Exercise brief: Repeat the rows verbatim, starting at the first line and continuing through the line that contains "table-cell[interactable]: 293 —", with that line included.

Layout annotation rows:
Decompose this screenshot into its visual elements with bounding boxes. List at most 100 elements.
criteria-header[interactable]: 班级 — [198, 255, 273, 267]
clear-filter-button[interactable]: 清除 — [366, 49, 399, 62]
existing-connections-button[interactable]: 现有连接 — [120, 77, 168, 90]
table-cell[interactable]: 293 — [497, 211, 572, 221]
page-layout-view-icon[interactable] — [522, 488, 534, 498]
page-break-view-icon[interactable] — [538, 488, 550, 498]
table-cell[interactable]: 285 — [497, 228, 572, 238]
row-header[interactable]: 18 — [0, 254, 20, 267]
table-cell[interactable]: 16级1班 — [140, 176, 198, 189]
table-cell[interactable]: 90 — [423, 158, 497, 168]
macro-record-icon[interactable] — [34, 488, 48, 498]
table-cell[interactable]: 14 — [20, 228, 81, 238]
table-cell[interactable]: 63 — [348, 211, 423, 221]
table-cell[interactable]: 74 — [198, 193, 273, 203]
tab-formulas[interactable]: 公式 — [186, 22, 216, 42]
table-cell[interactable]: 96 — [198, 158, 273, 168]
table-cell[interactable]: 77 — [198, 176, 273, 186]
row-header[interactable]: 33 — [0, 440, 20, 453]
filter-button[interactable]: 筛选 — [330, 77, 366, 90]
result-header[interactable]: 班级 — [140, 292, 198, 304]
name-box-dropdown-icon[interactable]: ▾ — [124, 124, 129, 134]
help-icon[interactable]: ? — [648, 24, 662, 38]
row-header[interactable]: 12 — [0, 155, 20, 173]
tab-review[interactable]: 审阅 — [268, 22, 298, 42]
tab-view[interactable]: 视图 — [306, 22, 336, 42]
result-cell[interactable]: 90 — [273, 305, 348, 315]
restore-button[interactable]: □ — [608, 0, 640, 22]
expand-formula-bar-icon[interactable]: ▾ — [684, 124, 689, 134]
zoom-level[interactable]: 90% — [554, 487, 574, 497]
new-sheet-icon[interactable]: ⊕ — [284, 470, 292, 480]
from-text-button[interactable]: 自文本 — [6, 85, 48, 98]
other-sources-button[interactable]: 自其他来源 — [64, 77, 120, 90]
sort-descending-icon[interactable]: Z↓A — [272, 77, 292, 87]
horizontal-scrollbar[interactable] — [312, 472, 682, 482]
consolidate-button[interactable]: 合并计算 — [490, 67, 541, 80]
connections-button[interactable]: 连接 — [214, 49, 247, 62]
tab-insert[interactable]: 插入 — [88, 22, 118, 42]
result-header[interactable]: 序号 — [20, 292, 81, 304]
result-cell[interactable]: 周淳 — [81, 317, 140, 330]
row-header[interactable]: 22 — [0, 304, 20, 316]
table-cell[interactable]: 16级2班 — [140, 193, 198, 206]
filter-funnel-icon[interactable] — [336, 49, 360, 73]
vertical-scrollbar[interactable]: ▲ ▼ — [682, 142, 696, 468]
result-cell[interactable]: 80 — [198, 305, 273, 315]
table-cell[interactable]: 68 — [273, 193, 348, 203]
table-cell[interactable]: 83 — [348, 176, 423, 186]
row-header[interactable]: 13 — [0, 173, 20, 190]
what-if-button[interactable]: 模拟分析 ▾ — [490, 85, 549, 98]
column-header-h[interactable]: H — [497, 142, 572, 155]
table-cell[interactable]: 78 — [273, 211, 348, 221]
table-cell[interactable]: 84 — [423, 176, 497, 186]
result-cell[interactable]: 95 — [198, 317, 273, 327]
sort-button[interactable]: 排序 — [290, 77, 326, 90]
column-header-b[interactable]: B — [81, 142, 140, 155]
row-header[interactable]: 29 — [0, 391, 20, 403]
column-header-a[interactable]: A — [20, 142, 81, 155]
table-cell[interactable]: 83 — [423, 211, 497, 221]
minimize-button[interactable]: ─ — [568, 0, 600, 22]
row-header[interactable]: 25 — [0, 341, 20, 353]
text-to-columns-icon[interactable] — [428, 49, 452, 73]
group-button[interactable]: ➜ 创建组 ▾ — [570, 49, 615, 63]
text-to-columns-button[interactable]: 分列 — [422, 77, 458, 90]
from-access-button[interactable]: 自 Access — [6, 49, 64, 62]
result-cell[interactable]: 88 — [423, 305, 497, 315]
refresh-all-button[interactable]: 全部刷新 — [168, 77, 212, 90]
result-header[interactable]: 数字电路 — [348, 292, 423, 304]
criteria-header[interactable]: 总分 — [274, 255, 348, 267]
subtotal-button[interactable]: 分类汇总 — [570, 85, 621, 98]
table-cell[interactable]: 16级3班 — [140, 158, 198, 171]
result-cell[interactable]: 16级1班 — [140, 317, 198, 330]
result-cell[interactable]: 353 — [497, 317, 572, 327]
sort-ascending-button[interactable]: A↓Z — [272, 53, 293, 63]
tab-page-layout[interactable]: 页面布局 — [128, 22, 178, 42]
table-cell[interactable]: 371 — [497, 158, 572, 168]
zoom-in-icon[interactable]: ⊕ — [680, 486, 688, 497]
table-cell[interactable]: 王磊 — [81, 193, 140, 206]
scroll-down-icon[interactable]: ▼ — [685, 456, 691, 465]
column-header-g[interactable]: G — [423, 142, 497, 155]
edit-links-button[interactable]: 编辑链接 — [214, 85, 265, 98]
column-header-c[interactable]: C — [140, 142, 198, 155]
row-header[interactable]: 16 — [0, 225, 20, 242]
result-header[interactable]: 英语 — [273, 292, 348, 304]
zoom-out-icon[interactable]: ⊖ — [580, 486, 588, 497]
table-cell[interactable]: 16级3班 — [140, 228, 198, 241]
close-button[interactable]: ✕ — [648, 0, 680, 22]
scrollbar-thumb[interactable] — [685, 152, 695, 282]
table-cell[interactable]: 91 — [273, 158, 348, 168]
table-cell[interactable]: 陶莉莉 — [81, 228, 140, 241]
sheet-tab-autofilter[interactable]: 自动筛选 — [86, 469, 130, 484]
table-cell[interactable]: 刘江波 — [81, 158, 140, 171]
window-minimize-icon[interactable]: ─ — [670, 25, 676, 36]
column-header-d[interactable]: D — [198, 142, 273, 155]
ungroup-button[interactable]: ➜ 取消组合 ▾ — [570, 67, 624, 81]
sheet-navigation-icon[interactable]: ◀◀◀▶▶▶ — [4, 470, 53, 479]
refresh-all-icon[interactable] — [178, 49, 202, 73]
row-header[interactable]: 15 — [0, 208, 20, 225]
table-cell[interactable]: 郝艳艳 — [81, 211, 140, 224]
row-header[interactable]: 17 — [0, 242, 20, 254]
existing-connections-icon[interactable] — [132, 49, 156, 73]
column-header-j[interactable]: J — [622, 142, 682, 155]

Task answer:
Decompose this screenshot into its visual elements with bounding boxes. List at most 100 elements.
criteria-header[interactable]: 班级 — [198, 255, 273, 267]
clear-filter-button[interactable]: 清除 — [366, 49, 399, 62]
existing-connections-button[interactable]: 现有连接 — [120, 77, 168, 90]
table-cell[interactable]: 293 — [497, 211, 572, 221]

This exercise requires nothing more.